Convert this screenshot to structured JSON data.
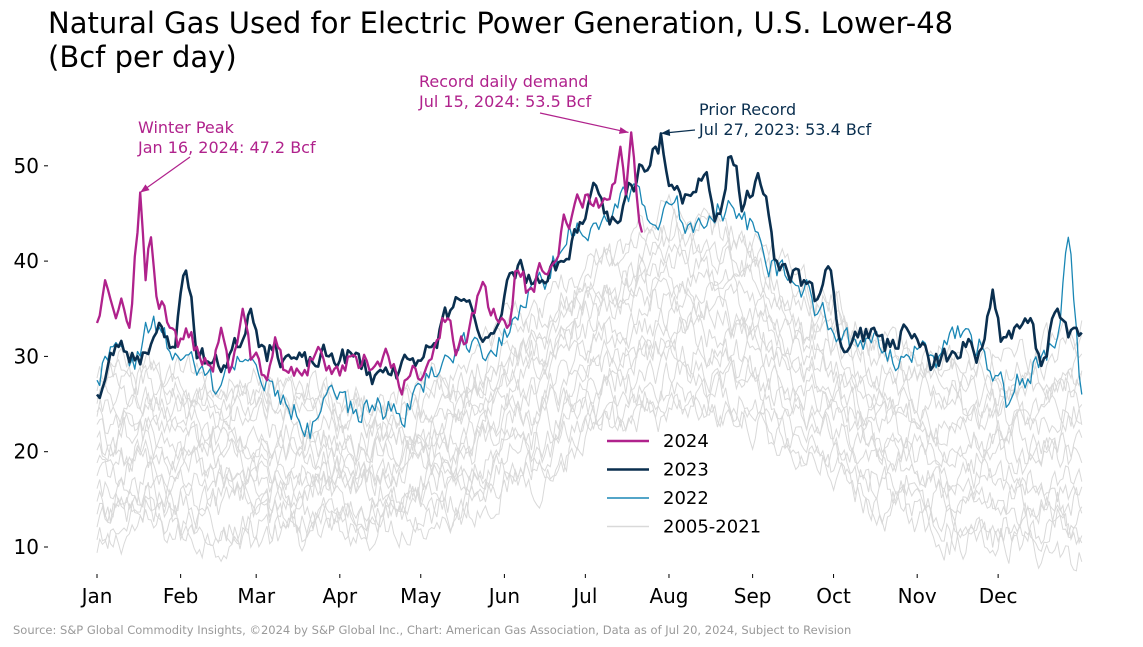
{
  "chart_data": {
    "type": "line",
    "title_lines": [
      "Natural Gas Used for Electric Power Generation, U.S. Lower-48",
      "(Bcf per day)"
    ],
    "ylim": [
      7,
      57
    ],
    "yticks": [
      10,
      20,
      30,
      40,
      50
    ],
    "ytick_labels": [
      "10",
      "20",
      "30",
      "40",
      "50"
    ],
    "x_domain_days": [
      0,
      365
    ],
    "months": [
      {
        "label": "Jan",
        "day": 0
      },
      {
        "label": "Feb",
        "day": 31
      },
      {
        "label": "Mar",
        "day": 59
      },
      {
        "label": "Apr",
        "day": 90
      },
      {
        "label": "May",
        "day": 120
      },
      {
        "label": "Jun",
        "day": 151
      },
      {
        "label": "Jul",
        "day": 181
      },
      {
        "label": "Aug",
        "day": 212
      },
      {
        "label": "Sep",
        "day": 243
      },
      {
        "label": "Oct",
        "day": 273
      },
      {
        "label": "Nov",
        "day": 304
      },
      {
        "label": "Dec",
        "day": 334
      }
    ],
    "series": [
      {
        "name": "2005-2021",
        "color": "#d9d9d9",
        "width": 1,
        "is_band": true,
        "band_count": 17,
        "note": "historical range, one faint line per year",
        "low_anchors": [
          [
            0,
            9
          ],
          [
            15,
            12
          ],
          [
            40,
            11
          ],
          [
            70,
            11
          ],
          [
            100,
            12
          ],
          [
            130,
            13
          ],
          [
            160,
            17
          ],
          [
            190,
            22
          ],
          [
            215,
            24
          ],
          [
            240,
            23
          ],
          [
            265,
            19
          ],
          [
            290,
            14
          ],
          [
            320,
            11
          ],
          [
            345,
            10
          ],
          [
            365,
            9
          ]
        ],
        "high_anchors": [
          [
            0,
            29
          ],
          [
            15,
            29
          ],
          [
            40,
            28
          ],
          [
            70,
            27
          ],
          [
            100,
            25
          ],
          [
            130,
            28
          ],
          [
            160,
            34
          ],
          [
            190,
            41
          ],
          [
            215,
            45
          ],
          [
            240,
            43
          ],
          [
            265,
            37
          ],
          [
            290,
            32
          ],
          [
            320,
            30
          ],
          [
            345,
            30
          ],
          [
            365,
            33
          ]
        ]
      },
      {
        "name": "2022",
        "color": "#1a87b5",
        "width": 1.3,
        "anchors": [
          [
            0,
            27.5
          ],
          [
            5,
            31
          ],
          [
            12,
            29
          ],
          [
            20,
            33
          ],
          [
            30,
            30
          ],
          [
            40,
            28
          ],
          [
            45,
            26.5
          ],
          [
            52,
            30
          ],
          [
            60,
            28
          ],
          [
            70,
            25
          ],
          [
            78,
            23
          ],
          [
            85,
            26
          ],
          [
            95,
            24
          ],
          [
            105,
            25
          ],
          [
            112,
            24
          ],
          [
            120,
            27
          ],
          [
            130,
            30
          ],
          [
            140,
            32
          ],
          [
            148,
            30
          ],
          [
            152,
            32
          ],
          [
            160,
            37
          ],
          [
            165,
            38
          ],
          [
            172,
            41
          ],
          [
            178,
            44
          ],
          [
            185,
            44
          ],
          [
            192,
            46
          ],
          [
            200,
            48
          ],
          [
            205,
            44
          ],
          [
            212,
            46
          ],
          [
            220,
            44
          ],
          [
            230,
            46
          ],
          [
            238,
            45
          ],
          [
            245,
            43
          ],
          [
            250,
            40
          ],
          [
            256,
            38
          ],
          [
            262,
            37
          ],
          [
            268,
            35
          ],
          [
            275,
            32
          ],
          [
            282,
            31
          ],
          [
            290,
            31
          ],
          [
            298,
            30
          ],
          [
            305,
            31
          ],
          [
            312,
            30
          ],
          [
            320,
            32
          ],
          [
            328,
            31
          ],
          [
            333,
            28
          ],
          [
            338,
            25
          ],
          [
            342,
            27
          ],
          [
            350,
            30
          ],
          [
            356,
            32
          ],
          [
            360,
            42.5
          ],
          [
            363,
            33
          ],
          [
            365,
            26
          ]
        ]
      },
      {
        "name": "2023",
        "color": "#0a2f4f",
        "width": 2.6,
        "anchors": [
          [
            0,
            26
          ],
          [
            8,
            31
          ],
          [
            15,
            30
          ],
          [
            22,
            32.5
          ],
          [
            28,
            31
          ],
          [
            33,
            39
          ],
          [
            38,
            30
          ],
          [
            45,
            29
          ],
          [
            52,
            31
          ],
          [
            57,
            35
          ],
          [
            62,
            31
          ],
          [
            70,
            30
          ],
          [
            78,
            29
          ],
          [
            86,
            30
          ],
          [
            95,
            30
          ],
          [
            103,
            28
          ],
          [
            110,
            29
          ],
          [
            118,
            29
          ],
          [
            124,
            31
          ],
          [
            130,
            34
          ],
          [
            136,
            36
          ],
          [
            142,
            32
          ],
          [
            148,
            33
          ],
          [
            152,
            38
          ],
          [
            158,
            39
          ],
          [
            165,
            38
          ],
          [
            172,
            40
          ],
          [
            178,
            43
          ],
          [
            183,
            47
          ],
          [
            188,
            45
          ],
          [
            193,
            44
          ],
          [
            198,
            48
          ],
          [
            202,
            50
          ],
          [
            207,
            52
          ],
          [
            209,
            53.4
          ],
          [
            213,
            48
          ],
          [
            218,
            47
          ],
          [
            225,
            49
          ],
          [
            230,
            45
          ],
          [
            235,
            51
          ],
          [
            240,
            46
          ],
          [
            246,
            48
          ],
          [
            252,
            40
          ],
          [
            258,
            39
          ],
          [
            262,
            38
          ],
          [
            267,
            36
          ],
          [
            272,
            39
          ],
          [
            276,
            31
          ],
          [
            282,
            32
          ],
          [
            288,
            33
          ],
          [
            294,
            31
          ],
          [
            300,
            33
          ],
          [
            305,
            31
          ],
          [
            310,
            29
          ],
          [
            316,
            30
          ],
          [
            322,
            31
          ],
          [
            327,
            30.5
          ],
          [
            332,
            37
          ],
          [
            336,
            32
          ],
          [
            340,
            33
          ],
          [
            346,
            34
          ],
          [
            350,
            29
          ],
          [
            356,
            35
          ],
          [
            360,
            32
          ],
          [
            363,
            33
          ],
          [
            365,
            32.5
          ]
        ]
      },
      {
        "name": "2024",
        "color": "#b0228c",
        "width": 2.3,
        "anchors": [
          [
            0,
            33.5
          ],
          [
            3,
            38
          ],
          [
            7,
            34
          ],
          [
            10,
            35
          ],
          [
            12,
            33
          ],
          [
            15,
            43
          ],
          [
            16,
            47.2
          ],
          [
            18,
            38
          ],
          [
            20,
            42.5
          ],
          [
            23,
            35
          ],
          [
            27,
            33
          ],
          [
            30,
            31
          ],
          [
            34,
            32
          ],
          [
            38,
            30
          ],
          [
            42,
            29
          ],
          [
            46,
            33
          ],
          [
            50,
            29
          ],
          [
            54,
            35
          ],
          [
            58,
            30
          ],
          [
            62,
            28
          ],
          [
            66,
            32
          ],
          [
            70,
            28.5
          ],
          [
            76,
            28
          ],
          [
            82,
            31
          ],
          [
            86,
            29
          ],
          [
            90,
            28
          ],
          [
            94,
            30
          ],
          [
            98,
            29
          ],
          [
            103,
            29
          ],
          [
            108,
            30
          ],
          [
            113,
            26
          ],
          [
            117,
            29
          ],
          [
            121,
            28
          ],
          [
            125,
            31
          ],
          [
            130,
            34
          ],
          [
            134,
            31
          ],
          [
            138,
            33
          ],
          [
            142,
            37
          ],
          [
            147,
            35
          ],
          [
            152,
            33
          ],
          [
            156,
            39
          ],
          [
            160,
            37
          ],
          [
            165,
            39
          ],
          [
            170,
            40
          ],
          [
            174,
            44
          ],
          [
            178,
            47
          ],
          [
            183,
            46
          ],
          [
            187,
            46
          ],
          [
            191,
            48
          ],
          [
            194,
            52
          ],
          [
            196,
            47
          ],
          [
            198,
            53.5
          ],
          [
            200,
            47
          ],
          [
            202,
            43
          ]
        ]
      }
    ],
    "legend": {
      "placement": "lower-center",
      "entries": [
        {
          "label": "2024",
          "color": "#b0228c",
          "width": 2.5
        },
        {
          "label": "2023",
          "color": "#0a2f4f",
          "width": 2.5
        },
        {
          "label": "2022",
          "color": "#1a87b5",
          "width": 1.4
        },
        {
          "label": "2005-2021",
          "color": "#d9d9d9",
          "width": 1.4
        }
      ]
    },
    "annotations": [
      {
        "lines": [
          "Winter Peak",
          "Jan 16, 2024: 47.2 Bcf"
        ],
        "color": "#b0228c",
        "point_day": 16,
        "point_value": 47.2
      },
      {
        "lines": [
          "Record daily demand",
          "Jul 15, 2024: 53.5 Bcf"
        ],
        "color": "#b0228c",
        "point_day": 197,
        "point_value": 53.5
      },
      {
        "lines": [
          "Prior Record",
          "Jul 27, 2023: 53.4 Bcf"
        ],
        "color": "#0a2f4f",
        "point_day": 209,
        "point_value": 53.4
      }
    ],
    "source": "Source: S&P Global Commodity Insights, ©2024 by S&P Global Inc., Chart: American Gas Association, Data as of Jul 20, 2024, Subject to Revision"
  }
}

TASK: Filter the records above for lines containing the word "color", and copy those lines.

WRITTEN ANSWER:
        "color": "#d9d9d9",
        "color": "#1a87b5",
        "color": "#0a2f4f",
        "color": "#b0228c",
          "color": "#b0228c",
          "color": "#0a2f4f",
          "color": "#1a87b5",
          "color": "#d9d9d9",
        "color": "#b0228c",
        "color": "#b0228c",
        "color": "#0a2f4f",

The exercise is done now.